ЗАДАНИЯ -
(a) В отрывке об игре в комедии замените «режиссер» на «постановщик» и приведите заново весь текст от «Несомненно, тяжелее играть» и вниз до «чтобы тебя останавливали..».
(b) Кто, судя по отрывку об игре в комедии, следит за спектаклем?
(c) Допишите следующую часть отрывка об игре в комедии, начиная сразу после его последнего предложения.

ОТРЫВОК ДЛЯ ЧТЕНИЯ -
##########
Несомненно, тяжелее играть комедии. Много тяжелее, чем трагедии. Нужно находить в себе силы, чтобы быть в определенном состоянии, и не опошлиться, не начать играть «левой пяткой», не идти на поводу у зрителя.
– Когда я смотрю, как вы играете комедийные роли, у меня складывается впечатление, что вам это легко. В чем секрет?
– Это некие требования к себе. Счастье, когда есть режиссер, который следит за спектаклем. Потому что, когда ты внутри спектакля, ты можешь уже не замечать многих своих ошибок, своих затянутостей или, наоборот, для тебя важнее становится реприза нежели суть того, о чем ты играешь. Конечно, то, что Владимир Иванов следит за спектаклем, – это счастье небывалое. Это счастье немыслимое, чтобы тебя останавливали..
А что касается «легко играть» – «трудно играть», есть простой пример. Представьте себя в компании. Вы, будучи в хорошем настроении, сможете и анекдот рассказать, и грустную песенку спеть. А представьте себя в компании, когда вам плохо, у вас какой-то дичайший раздрай внутренний. Вы анекдот хорошо расскажете? А грустную песенку вы споете даже, если вам будет плохо. С годами играть комедию все сложнее, потому что сил это требует немыслимых.
##########
ЗАПИСАННЫЕ ДАННЫЕ -
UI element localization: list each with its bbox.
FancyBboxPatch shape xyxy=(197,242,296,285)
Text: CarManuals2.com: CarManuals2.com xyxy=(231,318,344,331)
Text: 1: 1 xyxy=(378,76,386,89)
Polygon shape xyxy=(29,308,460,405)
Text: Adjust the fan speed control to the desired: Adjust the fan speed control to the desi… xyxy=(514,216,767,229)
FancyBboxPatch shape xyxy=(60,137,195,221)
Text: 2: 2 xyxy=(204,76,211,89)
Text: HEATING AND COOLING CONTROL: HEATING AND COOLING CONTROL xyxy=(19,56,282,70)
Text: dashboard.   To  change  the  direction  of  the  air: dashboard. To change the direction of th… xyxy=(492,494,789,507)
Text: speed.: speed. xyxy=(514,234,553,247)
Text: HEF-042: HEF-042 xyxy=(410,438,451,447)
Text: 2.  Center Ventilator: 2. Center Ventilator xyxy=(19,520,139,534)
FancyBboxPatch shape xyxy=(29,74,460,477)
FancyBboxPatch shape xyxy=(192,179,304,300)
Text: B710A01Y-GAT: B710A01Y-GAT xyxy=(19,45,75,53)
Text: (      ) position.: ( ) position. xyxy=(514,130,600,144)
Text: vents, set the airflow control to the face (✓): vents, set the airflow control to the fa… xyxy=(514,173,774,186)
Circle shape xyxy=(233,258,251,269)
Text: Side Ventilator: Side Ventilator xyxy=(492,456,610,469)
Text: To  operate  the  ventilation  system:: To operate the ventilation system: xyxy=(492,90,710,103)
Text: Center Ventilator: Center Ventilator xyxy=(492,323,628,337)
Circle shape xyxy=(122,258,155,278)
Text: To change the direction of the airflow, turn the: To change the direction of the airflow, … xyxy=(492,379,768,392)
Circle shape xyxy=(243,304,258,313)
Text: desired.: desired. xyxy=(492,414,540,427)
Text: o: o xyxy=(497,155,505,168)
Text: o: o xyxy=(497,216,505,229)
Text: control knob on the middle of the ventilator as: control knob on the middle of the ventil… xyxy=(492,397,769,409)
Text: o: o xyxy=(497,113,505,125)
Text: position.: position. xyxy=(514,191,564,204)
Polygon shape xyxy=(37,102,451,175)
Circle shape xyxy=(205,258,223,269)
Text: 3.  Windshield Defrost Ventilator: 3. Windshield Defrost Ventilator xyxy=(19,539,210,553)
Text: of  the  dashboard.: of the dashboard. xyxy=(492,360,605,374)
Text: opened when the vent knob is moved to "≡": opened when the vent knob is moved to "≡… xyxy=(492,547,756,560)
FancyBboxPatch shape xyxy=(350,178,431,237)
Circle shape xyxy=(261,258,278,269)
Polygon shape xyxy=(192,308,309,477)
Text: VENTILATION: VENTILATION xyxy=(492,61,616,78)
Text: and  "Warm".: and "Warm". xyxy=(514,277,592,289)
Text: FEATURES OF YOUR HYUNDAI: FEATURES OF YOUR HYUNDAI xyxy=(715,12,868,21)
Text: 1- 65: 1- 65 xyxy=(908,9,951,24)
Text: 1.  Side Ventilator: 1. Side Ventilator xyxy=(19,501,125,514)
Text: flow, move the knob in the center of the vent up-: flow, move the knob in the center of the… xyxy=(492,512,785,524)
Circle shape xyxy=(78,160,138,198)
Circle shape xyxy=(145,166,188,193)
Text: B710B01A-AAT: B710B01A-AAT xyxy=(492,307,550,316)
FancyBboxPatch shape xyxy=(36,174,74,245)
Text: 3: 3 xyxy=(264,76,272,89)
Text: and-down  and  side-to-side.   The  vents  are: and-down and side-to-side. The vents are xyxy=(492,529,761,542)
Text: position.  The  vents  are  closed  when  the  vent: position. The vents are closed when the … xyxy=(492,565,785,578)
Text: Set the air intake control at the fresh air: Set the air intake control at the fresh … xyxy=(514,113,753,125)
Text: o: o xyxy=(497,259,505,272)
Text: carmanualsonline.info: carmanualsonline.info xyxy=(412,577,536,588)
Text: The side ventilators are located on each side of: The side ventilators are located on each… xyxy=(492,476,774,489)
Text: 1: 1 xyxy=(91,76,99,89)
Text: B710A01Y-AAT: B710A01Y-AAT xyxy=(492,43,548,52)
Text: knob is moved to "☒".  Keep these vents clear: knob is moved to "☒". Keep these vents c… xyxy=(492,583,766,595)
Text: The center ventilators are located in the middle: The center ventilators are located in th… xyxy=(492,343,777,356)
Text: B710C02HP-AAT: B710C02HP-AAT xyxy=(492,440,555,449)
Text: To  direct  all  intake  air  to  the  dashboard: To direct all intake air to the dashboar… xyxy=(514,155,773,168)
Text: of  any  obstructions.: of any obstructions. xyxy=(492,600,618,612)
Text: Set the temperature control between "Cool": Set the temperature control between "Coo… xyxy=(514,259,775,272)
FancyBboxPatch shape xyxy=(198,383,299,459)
##########
ОТВЕТЫ -
(a)
Несомненно, тяжелее играть комедии. Много тяжелее, чем трагедии. Нужно находить в себе силы, чтобы быть в определенном состоянии, и не опошлиться, не начать играть «левой пяткой», не идти на поводу у зрителя.
– Когда я смотрю, как вы играете комедийные роли, у меня складывается впечатление, что вам это легко. В чем секрет?
– Это некие требования к себе. Счастье, когда есть постановщик, который следит за спектаклем. Потому что, когда ты внутри спектакля, ты можешь уже не замечать многих своих ошибок, своих затянутостей или, наоборот, для тебя важнее становится реприза нежели суть того, о чем ты играешь. Конечно, то, что Владимир Иванов следит за спектаклем, – это счастье небывалое. Это счастье немыслимое, чтобы тебя останавливали..

(b) Владимир Иванов.

(c)
– Вы сказали, что «Дядюшкин сон» очень на вас повлиял, что вы учились играть без маски, ходить своей походкой… А как вы себя оцениваете как личность? Хотите что-то в себе изменить?
– Несомненно. Есть то, чем я недовольна, что мне не нравится. С моей точки зрения, я плохо образованный человек и человек, не знающий языка, что в наши дни стыдно. И очень меня в себе раздражает лень. В общем-то, я могу быть волевой, но как себя заставить быть волевой?
И основные работы, которые сейчас во мне идут, связаны с моей дочкой. У нее сейчас такой возраст, что мне, с одной стороны, надо быть очень внимательной, надо правильно себя вести. С другой стороны, нельзя показывать, что ты растерян, что ты не знаешь, что посоветовать и как быть. Она очень открытая девочка, добрая, доверчивая. Рассказать о том, что мир опасен – нельзя. Не рассказывать – тоже нельзя. Поэтому ежеминутно, ежесекундно думаю: так, а вот эту фразу правильно я построила? А вот об этом стоит говорить? И мне очень не хватает мамы. Она была человеком мудрым, она бы очень мне помогла.